▶ Material:

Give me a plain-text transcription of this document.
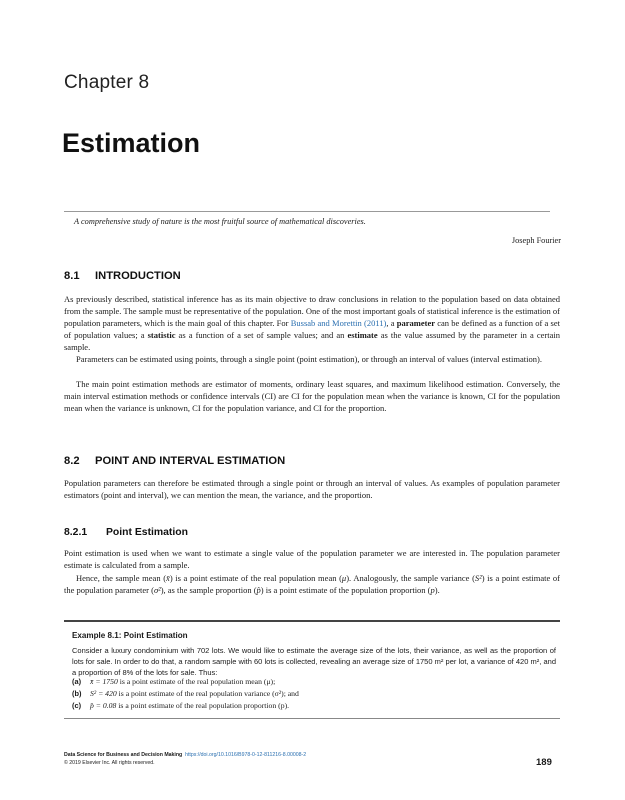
Chapter 8
Estimation
A comprehensive study of nature is the most fruitful source of mathematical discoveries.
Joseph Fourier
8.1 INTRODUCTION

As previously described, statistical inference has as its main objective to draw conclusions in relation to the population based on data obtained from the sample. The sample must be representative of the population. One of the most important goals of statistical inference is the estimation of population parameters, which is the main goal of this chapter. For Bussab and Morettin (2011), a parameter can be defined as a function of a set of population values; a statistic as a function of a set of sample values; and an estimate as the value assumed by the parameter in a certain sample.

Parameters can be estimated using points, through a single point (point estimation), or through an interval of values (interval estimation).

The main point estimation methods are estimator of moments, ordinary least squares, and maximum likelihood estimation. Conversely, the main interval estimation methods or confidence intervals (CI) are CI for the population mean when the variance is known, CI for the population mean when the variance is unknown, CI for the population variance, and CI for the proportion.

8.2 POINT AND INTERVAL ESTIMATION

Population parameters can therefore be estimated through a single point or through an interval of values. As examples of population parameter estimators (point and interval), we can mention the mean, the variance, and the proportion.

8.2.1 Point Estimation

Point estimation is used when we want to estimate a single value of the population parameter we are interested in. The population parameter estimate is calculated from a sample.

Hence, the sample mean (x̄) is a point estimate of the real population mean (μ). Analogously, the sample variance (S²) is a point estimate of the population parameter (σ²), as the sample proportion (p̂) is a point estimate of the population proportion (p).

Example 8.1: Point Estimation

Consider a luxury condominium with 702 lots. We would like to estimate the average size of the lots, their variance, as well as the proportion of lots for sale. In order to do that, a random sample with 60 lots is collected, revealing an average size of 1750 m² per lot, a variance of 420 m², and a proportion of 8% of the lots for sale. Thus:

(a) x̄ = 1750 is a point estimate of the real population mean (μ);
(b) S² = 420 is a point estimate of the real population variance (σ²); and
(c) p̂ = 0.08 is a point estimate of the real population proportion (p).
Data Science for Business and Decision Making https://doi.org/10.1016/B978-0-12-811216-8.00008-2
© 2019 Elsevier Inc. All rights reserved.	189
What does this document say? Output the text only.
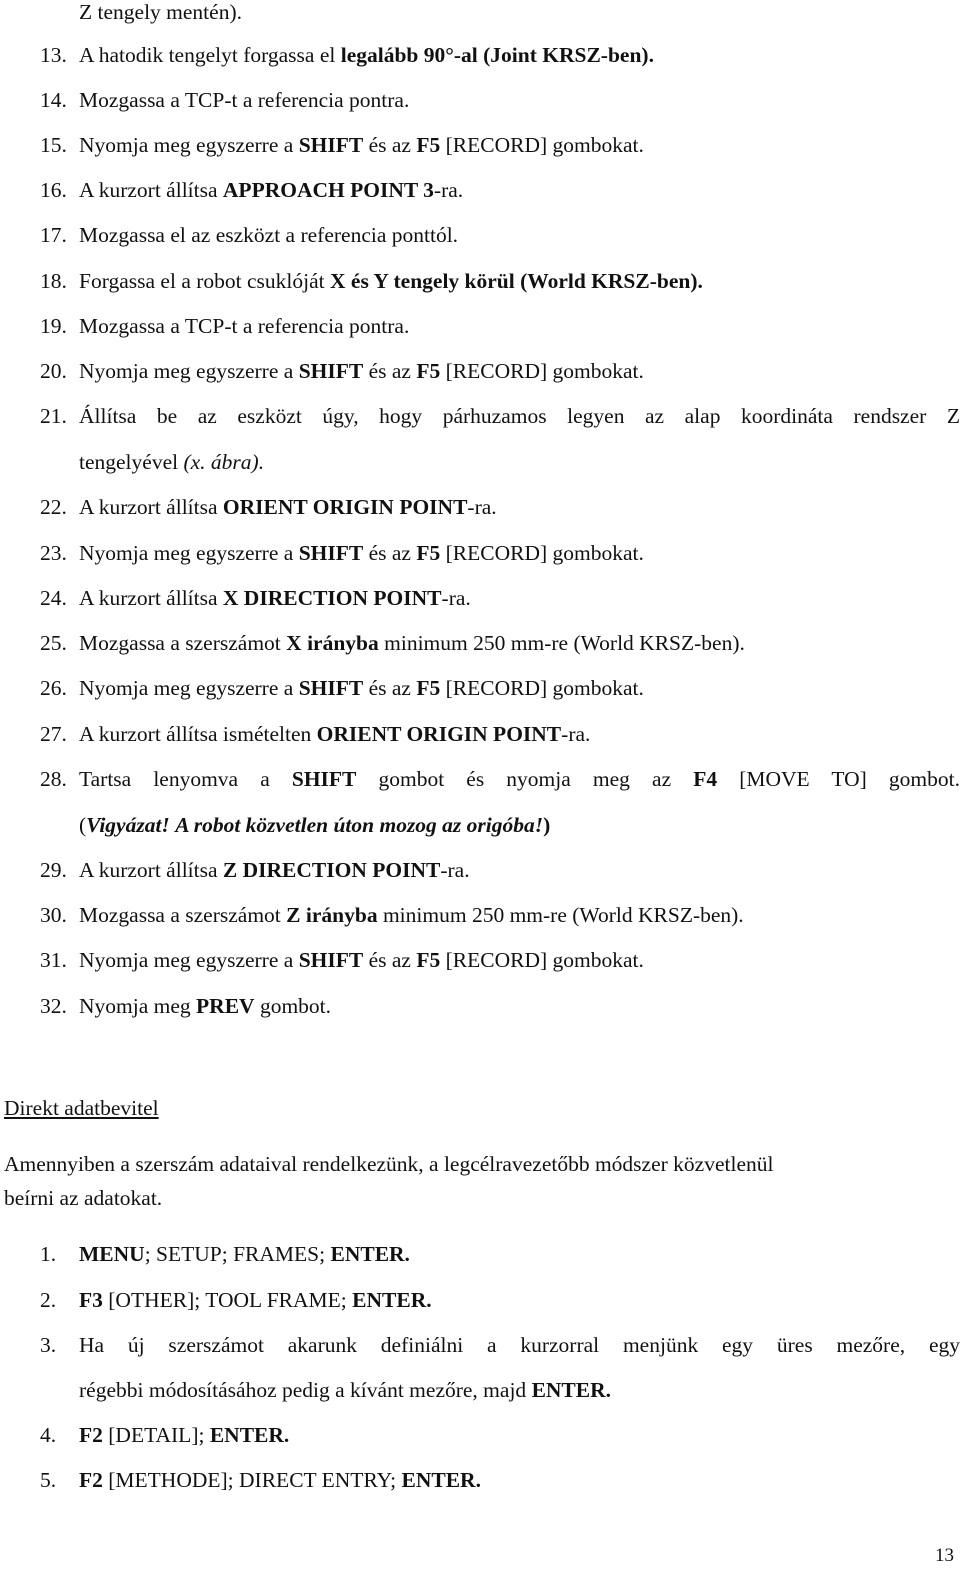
Z tengely mentén).
13. A hatodik tengelyt forgassa el legalább 90°-al (Joint KRSZ-ben).
14. Mozgassa a TCP-t a referencia pontra.
15. Nyomja meg egyszerre a SHIFT és az F5 [RECORD] gombokat.
16. A kurzort állítsa APPROACH POINT 3-ra.
17. Mozgassa el az eszközt a referencia ponttól.
18. Forgassa el a robot csuklóját X és Y tengely körül (World KRSZ-ben).
19. Mozgassa a TCP-t a referencia pontra.
20. Nyomja meg egyszerre a SHIFT és az F5 [RECORD] gombokat.
21. Állítsa be az eszközt úgy, hogy párhuzamos legyen az alap koordináta rendszer Z
tengelyével (x. ábra).
22. A kurzort állítsa ORIENT ORIGIN POINT-ra.
23. Nyomja meg egyszerre a SHIFT és az F5 [RECORD] gombokat.
24. A kurzort állítsa X DIRECTION POINT-ra.
25. Mozgassa a szerszámot X irányba minimum 250 mm-re (World KRSZ-ben).
26. Nyomja meg egyszerre a SHIFT és az F5 [RECORD] gombokat.
27. A kurzort állítsa ismételten ORIENT ORIGIN POINT-ra.
28. Tartsa lenyomva a SHIFT gombot és nyomja meg az F4 [MOVE TO] gombot.
(Vigyázat! A robot közvetlen úton mozog az origóba!)
29. A kurzort állítsa Z DIRECTION POINT-ra.
30. Mozgassa a szerszámot Z irányba minimum 250 mm-re (World KRSZ-ben).
31. Nyomja meg egyszerre a SHIFT és az F5 [RECORD] gombokat.
32. Nyomja meg PREV gombot.
Direkt adatbevitel
Amennyiben a szerszám adataival rendelkezünk, a legcélravezetőbb módszer közvetlenül
beírni az adatokat.
1. MENU; SETUP; FRAMES; ENTER.
2. F3 [OTHER]; TOOL FRAME; ENTER.
3. Ha új szerszámot akarunk definiálni a kurzorral menjünk egy üres mezőre, egy
régebbi módosításához pedig a kívánt mezőre, majd ENTER.
4. F2 [DETAIL]; ENTER.
5. F2 [METHODE]; DIRECT ENTRY; ENTER.
13
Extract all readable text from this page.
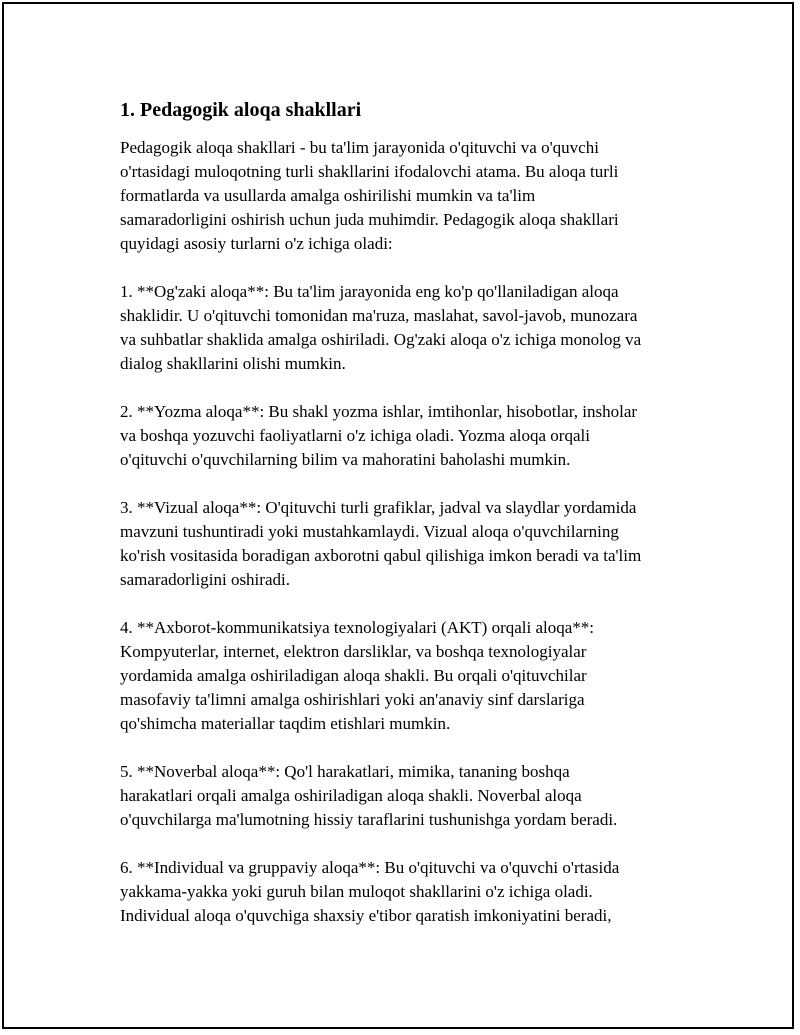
1. Pedagogik aloqa shakllari
Pedagogik aloqa shakllari - bu ta'lim jarayonida o'qituvchi va o'quvchi
o'rtasidagi muloqotning turli shakllarini ifodalovchi atama. Bu aloqa turli
formatlarda va usullarda amalga oshirilishi mumkin va ta'lim
samaradorligini oshirish uchun juda muhimdir. Pedagogik aloqa shakllari
quyidagi asosiy turlarni o'z ichiga oladi:
1. **Og'zaki aloqa**: Bu ta'lim jarayonida eng ko'p qo'llaniladigan aloqa
shaklidir. U o'qituvchi tomonidan ma'ruza, maslahat, savol-javob, munozara
va suhbatlar shaklida amalga oshiriladi. Og'zaki aloqa o'z ichiga monolog va
dialog shakllarini olishi mumkin.
2. **Yozma aloqa**: Bu shakl yozma ishlar, imtihonlar, hisobotlar, insholar
va boshqa yozuvchi faoliyatlarni o'z ichiga oladi. Yozma aloqa orqali
o'qituvchi o'quvchilarning bilim va mahoratini baholashi mumkin.
3. **Vizual aloqa**: O'qituvchi turli grafiklar, jadval va slaydlar yordamida
mavzuni tushuntiradi yoki mustahkamlaydi. Vizual aloqa o'quvchilarning
ko'rish vositasida boradigan axborotni qabul qilishiga imkon beradi va ta'lim
samaradorligini oshiradi.
4. **Axborot-kommunikatsiya texnologiyalari (AKT) orqali aloqa**:
Kompyuterlar, internet, elektron darsliklar, va boshqa texnologiyalar
yordamida amalga oshiriladigan aloqa shakli. Bu orqali o'qituvchilar
masofaviy ta'limni amalga oshirishlari yoki an'anaviy sinf darslariga
qo'shimcha materiallar taqdim etishlari mumkin.
5. **Noverbal aloqa**: Qo'l harakatlari, mimika, tananing boshqa
harakatlari orqali amalga oshiriladigan aloqa shakli. Noverbal aloqa
o'quvchilarga ma'lumotning hissiy taraflarini tushunishga yordam beradi.
6. **Individual va gruppaviy aloqa**: Bu o'qituvchi va o'quvchi o'rtasida
yakkama-yakka yoki guruh bilan muloqot shakllarini o'z ichiga oladi.
Individual aloqa o'quvchiga shaxsiy e'tibor qaratish imkoniyatini beradi,
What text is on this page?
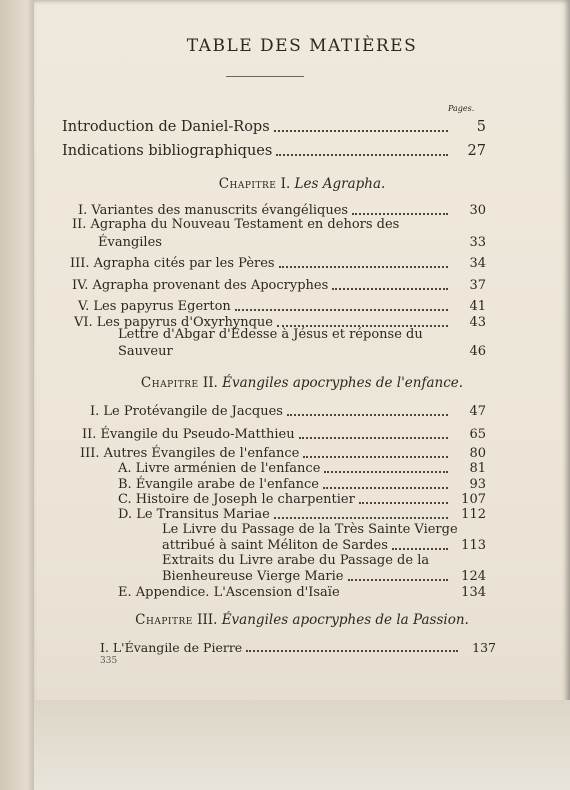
TABLE DES MATIÈRES
Pages.
Introduction de Daniel-Rops	5
Indications bibliographiques	27
Chapitre I. Les Agrapha.
I. Variantes des manuscrits évangéliques	30
II. Agrapha du Nouveau Testament en dehors des
Évangiles	33
III. Agrapha cités par les Pères	34
IV. Agrapha provenant des Apocryphes	37
V. Les papyrus Egerton	41
VI. Les papyrus d'Oxyrhynque	43
Lettre d'Abgar d'Édesse à Jésus et réponse du
Sauveur	46
Chapitre II. Évangiles apocryphes de l'enfance.
I. Le Protévangile de Jacques	47
II. Évangile du Pseudo-Matthieu	65
III. Autres Évangiles de l'enfance	80
A. Livre arménien de l'enfance	81
B. Évangile arabe de l'enfance	93
C. Histoire de Joseph le charpentier	107
D. Le Transitus Mariae	112
Le Livre du Passage de la Très Sainte Vierge
attribué à saint Méliton de Sardes	113
Extraits du Livre arabe du Passage de la
Bienheureuse Vierge Marie	124
E. Appendice. L'Ascension d'Isaïe	134
Chapitre III. Évangiles apocryphes de la Passion.
I. L'Évangile de Pierre	137
335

▶ Problem to solve:
Repeat each record exactly as shown above, dropping all images.

▶ Full answer:
Give me a plain-text transcription of this document.
Chapter 8
Estimation
A comprehensive study of nature is the most fruitful source of mathematical discoveries.
Joseph Fourier
8.1 INTRODUCTION

As previously described, statistical inference has as its main objective to draw conclusions in relation to the population based on data obtained from the sample. The sample must be representative of the population. One of the most important goals of statistical inference is the estimation of population parameters, which is the main goal of this chapter. For Bussab and Morettin (2011), a parameter can be defined as a function of a set of population values; a statistic as a function of a set of sample values; and an estimate as the value assumed by the parameter in a certain sample.

Parameters can be estimated using points, through a single point (point estimation), or through an interval of values (interval estimation).

The main point estimation methods are estimator of moments, ordinary least squares, and maximum likelihood estimation. Conversely, the main interval estimation methods or confidence intervals (CI) are CI for the population mean when the variance is known, CI for the population mean when the variance is unknown, CI for the population variance, and CI for the proportion.

8.2 POINT AND INTERVAL ESTIMATION

Population parameters can therefore be estimated through a single point or through an interval of values. As examples of population parameter estimators (point and interval), we can mention the mean, the variance, and the proportion.

8.2.1 Point Estimation

Point estimation is used when we want to estimate a single value of the population parameter we are interested in. The population parameter estimate is calculated from a sample.

Hence, the sample mean (x̄) is a point estimate of the real population mean (μ). Analogously, the sample variance (S²) is a point estimate of the population parameter (σ²), as the sample proportion (p̂) is a point estimate of the population proportion (p).

Example 8.1: Point Estimation

Consider a luxury condominium with 702 lots. We would like to estimate the average size of the lots, their variance, as well as the proportion of lots for sale. In order to do that, a random sample with 60 lots is collected, revealing an average size of 1750 m² per lot, a variance of 420 m², and a proportion of 8% of the lots for sale. Thus:

(a) x̄ = 1750 is a point estimate of the real population mean (μ);
(b) S² = 420 is a point estimate of the real population variance (σ²); and
(c) p̂ = 0.08 is a point estimate of the real population proportion (p).
Data Science for Business and Decision Making https://doi.org/10.1016/B978-0-12-811216-8.00008-2
© 2019 Elsevier Inc. All rights reserved.	189
What does this document say? Output the text only.
Z tengely mentén).
13. A hatodik tengelyt forgassa el legalább 90°-al (Joint KRSZ-ben).
14. Mozgassa a TCP-t a referencia pontra.
15. Nyomja meg egyszerre a SHIFT és az F5 [RECORD] gombokat.
16. A kurzort állítsa APPROACH POINT 3-ra.
17. Mozgassa el az eszközt a referencia ponttól.
18. Forgassa el a robot csuklóját X és Y tengely körül (World KRSZ-ben).
19. Mozgassa a TCP-t a referencia pontra.
20. Nyomja meg egyszerre a SHIFT és az F5 [RECORD] gombokat.
21. Állítsa be az eszközt úgy, hogy párhuzamos legyen az alap koordináta rendszer Z
tengelyével (x. ábra).
22. A kurzort állítsa ORIENT ORIGIN POINT-ra.
23. Nyomja meg egyszerre a SHIFT és az F5 [RECORD] gombokat.
24. A kurzort állítsa X DIRECTION POINT-ra.
25. Mozgassa a szerszámot X irányba minimum 250 mm-re (World KRSZ-ben).
26. Nyomja meg egyszerre a SHIFT és az F5 [RECORD] gombokat.
27. A kurzort állítsa ismételten ORIENT ORIGIN POINT-ra.
28. Tartsa lenyomva a SHIFT gombot és nyomja meg az F4 [MOVE TO] gombot.
(Vigyázat! A robot közvetlen úton mozog az origóba!)
29. A kurzort állítsa Z DIRECTION POINT-ra.
30. Mozgassa a szerszámot Z irányba minimum 250 mm-re (World KRSZ-ben).
31. Nyomja meg egyszerre a SHIFT és az F5 [RECORD] gombokat.
32. Nyomja meg PREV gombot.
Direkt adatbevitel
Amennyiben a szerszám adataival rendelkezünk, a legcélravezetőbb módszer közvetlenül
beírni az adatokat.
1. MENU; SETUP; FRAMES; ENTER.
2. F3 [OTHER]; TOOL FRAME; ENTER.
3. Ha új szerszámot akarunk definiálni a kurzorral menjünk egy üres mezőre, egy
régebbi módosításához pedig a kívánt mezőre, majd ENTER.
4. F2 [DETAIL]; ENTER.
5. F2 [METHODE]; DIRECT ENTRY; ENTER.
13
Extract all readable text from this page.
1. Pedagogik aloqa shakllari
Pedagogik aloqa shakllari - bu ta'lim jarayonida o'qituvchi va o'quvchi
o'rtasidagi muloqotning turli shakllarini ifodalovchi atama. Bu aloqa turli
formatlarda va usullarda amalga oshirilishi mumkin va ta'lim
samaradorligini oshirish uchun juda muhimdir. Pedagogik aloqa shakllari
quyidagi asosiy turlarni o'z ichiga oladi:
1. **Og'zaki aloqa**: Bu ta'lim jarayonida eng ko'p qo'llaniladigan aloqa
shaklidir. U o'qituvchi tomonidan ma'ruza, maslahat, savol-javob, munozara
va suhbatlar shaklida amalga oshiriladi. Og'zaki aloqa o'z ichiga monolog va
dialog shakllarini olishi mumkin.
2. **Yozma aloqa**: Bu shakl yozma ishlar, imtihonlar, hisobotlar, insholar
va boshqa yozuvchi faoliyatlarni o'z ichiga oladi. Yozma aloqa orqali
o'qituvchi o'quvchilarning bilim va mahoratini baholashi mumkin.
3. **Vizual aloqa**: O'qituvchi turli grafiklar, jadval va slaydlar yordamida
mavzuni tushuntiradi yoki mustahkamlaydi. Vizual aloqa o'quvchilarning
ko'rish vositasida boradigan axborotni qabul qilishiga imkon beradi va ta'lim
samaradorligini oshiradi.
4. **Axborot-kommunikatsiya texnologiyalari (AKT) orqali aloqa**:
Kompyuterlar, internet, elektron darsliklar, va boshqa texnologiyalar
yordamida amalga oshiriladigan aloqa shakli. Bu orqali o'qituvchilar
masofaviy ta'limni amalga oshirishlari yoki an'anaviy sinf darslariga
qo'shimcha materiallar taqdim etishlari mumkin.
5. **Noverbal aloqa**: Qo'l harakatlari, mimika, tananing boshqa
harakatlari orqali amalga oshiriladigan aloqa shakli. Noverbal aloqa
o'quvchilarga ma'lumotning hissiy taraflarini tushunishga yordam beradi.
6. **Individual va gruppaviy aloqa**: Bu o'qituvchi va o'quvchi o'rtasida
yakkama-yakka yoki guruh bilan muloqot shakllarini o'z ichiga oladi.
Individual aloqa o'quvchiga shaxsiy e'tibor qaratish imkoniyatini beradi,
What text is on this page?
TABLE DES MATIÈRES
Pages.
Introduction de Daniel-Rops	5
Indications bibliographiques	27
Chapitre I. Les Agrapha.
I. Variantes des manuscrits évangéliques	30
II. Agrapha du Nouveau Testament en dehors des
Évangiles	33
III. Agrapha cités par les Pères	34
IV. Agrapha provenant des Apocryphes	37
V. Les papyrus Egerton	41
VI. Les papyrus d'Oxyrhynque	43
Lettre d'Abgar d'Édesse à Jésus et réponse du
Sauveur	46
Chapitre II. Évangiles apocryphes de l'enfance.
I. Le Protévangile de Jacques	47
II. Évangile du Pseudo-Matthieu	65
III. Autres Évangiles de l'enfance	80
A. Livre arménien de l'enfance	81
B. Évangile arabe de l'enfance	93
C. Histoire de Joseph le charpentier	107
D. Le Transitus Mariae	112
Le Livre du Passage de la Très Sainte Vierge
attribué à saint Méliton de Sardes	113
Extraits du Livre arabe du Passage de la
Bienheureuse Vierge Marie	124
E. Appendice. L'Ascension d'Isaïe	134
Chapitre III. Évangiles apocryphes de la Passion.
I. L'Évangile de Pierre	137
335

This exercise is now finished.